The request:
Go through the lines below. Copy those with "this".

════════════════

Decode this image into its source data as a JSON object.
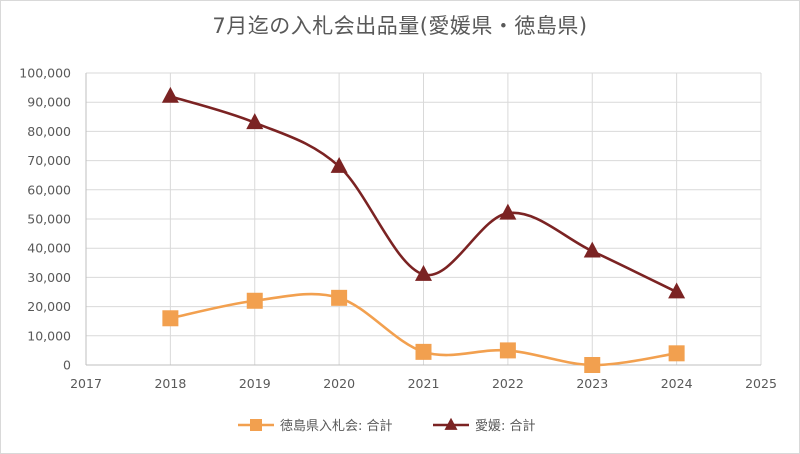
{
  "chart_data": {
    "type": "line",
    "title": "7月迄の入札会出品量(愛媛県・徳島県)",
    "xlim": [
      2017,
      2025
    ],
    "ylim": [
      0,
      100000
    ],
    "x_ticks": [
      "2017",
      "2018",
      "2019",
      "2020",
      "2021",
      "2022",
      "2023",
      "2024",
      "2025"
    ],
    "y_ticks": [
      "0",
      "10,000",
      "20,000",
      "30,000",
      "40,000",
      "50,000",
      "60,000",
      "70,000",
      "80,000",
      "90,000",
      "100,000"
    ],
    "grid": true,
    "smooth": true,
    "legend_position": "bottom",
    "series": [
      {
        "name": "徳島県入札会: 合計",
        "color": "#f2a04f",
        "marker": "square",
        "x": [
          2018,
          2019,
          2020,
          2021,
          2022,
          2023,
          2024
        ],
        "y": [
          16000,
          22000,
          23000,
          4500,
          5000,
          0,
          4000
        ]
      },
      {
        "name": "愛媛: 合計",
        "color": "#7b2323",
        "marker": "triangle",
        "x": [
          2018,
          2019,
          2020,
          2021,
          2022,
          2023,
          2024
        ],
        "y": [
          92000,
          83000,
          68000,
          31000,
          52000,
          39000,
          25000
        ]
      }
    ]
  }
}
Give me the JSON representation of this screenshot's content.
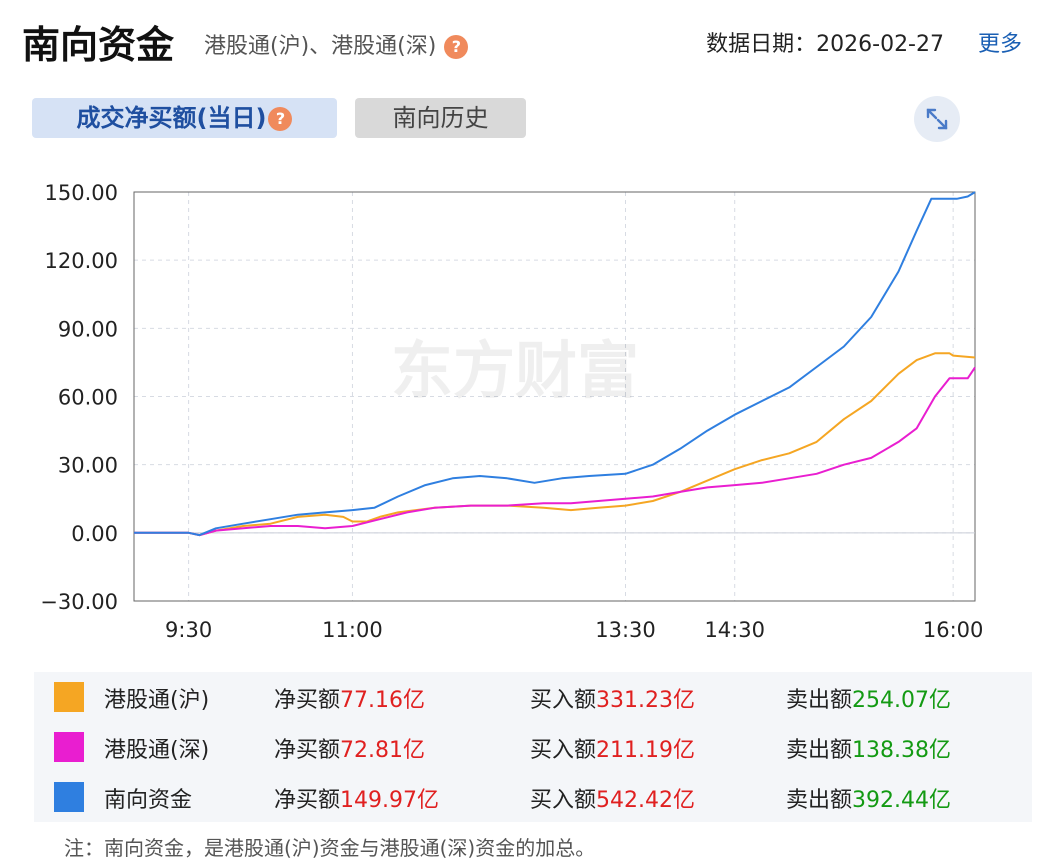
{
  "header": {
    "title": "南向资金",
    "subtitle": "港股通(沪)、港股通(深)",
    "date_label": "数据日期：",
    "date_value": "2026-02-27",
    "more": "更多"
  },
  "tabs": [
    {
      "label": "成交净买额(当日)",
      "active": true
    },
    {
      "label": "南向历史",
      "active": false
    }
  ],
  "help_icon": "question-mark",
  "expand_icon": "expand-arrows",
  "watermark": "东方财富",
  "chart_data": {
    "type": "line",
    "ylim": [
      -30,
      150
    ],
    "yticks": [
      "150.00",
      "120.00",
      "90.00",
      "60.00",
      "30.00",
      "0.00",
      "−30.00"
    ],
    "ytick_values": [
      150,
      120,
      90,
      60,
      30,
      0,
      -30
    ],
    "xticks": [
      "9:30",
      "11:00",
      "13:30",
      "14:30",
      "16:00"
    ],
    "xtick_minutes": [
      30,
      120,
      270,
      330,
      450
    ],
    "xlim_minutes": [
      0,
      462
    ],
    "x_note": "minutes since 9:00 (lunch break omitted on axis)",
    "grid": true,
    "series": [
      {
        "name": "港股通(沪)",
        "color": "#f5a623",
        "points": [
          [
            0,
            0
          ],
          [
            30,
            0
          ],
          [
            36,
            -1
          ],
          [
            45,
            1
          ],
          [
            60,
            3
          ],
          [
            75,
            4
          ],
          [
            90,
            7
          ],
          [
            105,
            8
          ],
          [
            115,
            7
          ],
          [
            120,
            5
          ],
          [
            128,
            5
          ],
          [
            135,
            7
          ],
          [
            145,
            9
          ],
          [
            165,
            11
          ],
          [
            185,
            12
          ],
          [
            205,
            12
          ],
          [
            225,
            11
          ],
          [
            240,
            10
          ],
          [
            255,
            11
          ],
          [
            270,
            12
          ],
          [
            285,
            14
          ],
          [
            300,
            18
          ],
          [
            315,
            23
          ],
          [
            330,
            28
          ],
          [
            345,
            32
          ],
          [
            360,
            35
          ],
          [
            375,
            40
          ],
          [
            390,
            50
          ],
          [
            405,
            58
          ],
          [
            420,
            70
          ],
          [
            430,
            76
          ],
          [
            440,
            79
          ],
          [
            448,
            79
          ],
          [
            450,
            78
          ],
          [
            462,
            77.16
          ]
        ]
      },
      {
        "name": "港股通(深)",
        "color": "#e91ed0",
        "points": [
          [
            0,
            0
          ],
          [
            30,
            0
          ],
          [
            36,
            -1
          ],
          [
            45,
            1
          ],
          [
            60,
            2
          ],
          [
            75,
            3
          ],
          [
            90,
            3
          ],
          [
            105,
            2
          ],
          [
            120,
            3
          ],
          [
            135,
            6
          ],
          [
            150,
            9
          ],
          [
            165,
            11
          ],
          [
            185,
            12
          ],
          [
            205,
            12
          ],
          [
            225,
            13
          ],
          [
            240,
            13
          ],
          [
            255,
            14
          ],
          [
            270,
            15
          ],
          [
            285,
            16
          ],
          [
            300,
            18
          ],
          [
            315,
            20
          ],
          [
            330,
            21
          ],
          [
            345,
            22
          ],
          [
            360,
            24
          ],
          [
            375,
            26
          ],
          [
            390,
            30
          ],
          [
            405,
            33
          ],
          [
            420,
            40
          ],
          [
            430,
            46
          ],
          [
            440,
            60
          ],
          [
            448,
            68
          ],
          [
            455,
            68
          ],
          [
            458,
            68
          ],
          [
            462,
            72.81
          ]
        ]
      },
      {
        "name": "南向资金",
        "color": "#2f7fe0",
        "points": [
          [
            0,
            0
          ],
          [
            30,
            0
          ],
          [
            36,
            -1
          ],
          [
            45,
            2
          ],
          [
            60,
            4
          ],
          [
            75,
            6
          ],
          [
            90,
            8
          ],
          [
            105,
            9
          ],
          [
            120,
            10
          ],
          [
            132,
            11
          ],
          [
            145,
            16
          ],
          [
            160,
            21
          ],
          [
            175,
            24
          ],
          [
            190,
            25
          ],
          [
            205,
            24
          ],
          [
            220,
            22
          ],
          [
            235,
            24
          ],
          [
            250,
            25
          ],
          [
            270,
            26
          ],
          [
            285,
            30
          ],
          [
            300,
            37
          ],
          [
            315,
            45
          ],
          [
            330,
            52
          ],
          [
            345,
            58
          ],
          [
            360,
            64
          ],
          [
            375,
            73
          ],
          [
            390,
            82
          ],
          [
            405,
            95
          ],
          [
            420,
            115
          ],
          [
            430,
            133
          ],
          [
            438,
            147
          ],
          [
            445,
            147
          ],
          [
            452,
            147
          ],
          [
            458,
            148
          ],
          [
            462,
            149.97
          ]
        ]
      }
    ]
  },
  "legend": [
    {
      "name": "港股通(沪)",
      "color": "#f5a623",
      "net_label": "净买额",
      "net_value": "77.16亿",
      "buy_label": "买入额",
      "buy_value": "331.23亿",
      "sell_label": "卖出额",
      "sell_value": "254.07亿"
    },
    {
      "name": "港股通(深)",
      "color": "#e91ed0",
      "net_label": "净买额",
      "net_value": "72.81亿",
      "buy_label": "买入额",
      "buy_value": "211.19亿",
      "sell_label": "卖出额",
      "sell_value": "138.38亿"
    },
    {
      "name": "南向资金",
      "color": "#2f7fe0",
      "net_label": "净买额",
      "net_value": "149.97亿",
      "buy_label": "买入额",
      "buy_value": "542.42亿",
      "sell_label": "卖出额",
      "sell_value": "392.44亿"
    }
  ],
  "note": "注：南向资金，是港股通(沪)资金与港股通(深)资金的加总。"
}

════════════════

Exercise response:
Decode this image into its source data as a JSON object.
Give me the JSON representation of this screenshot's content.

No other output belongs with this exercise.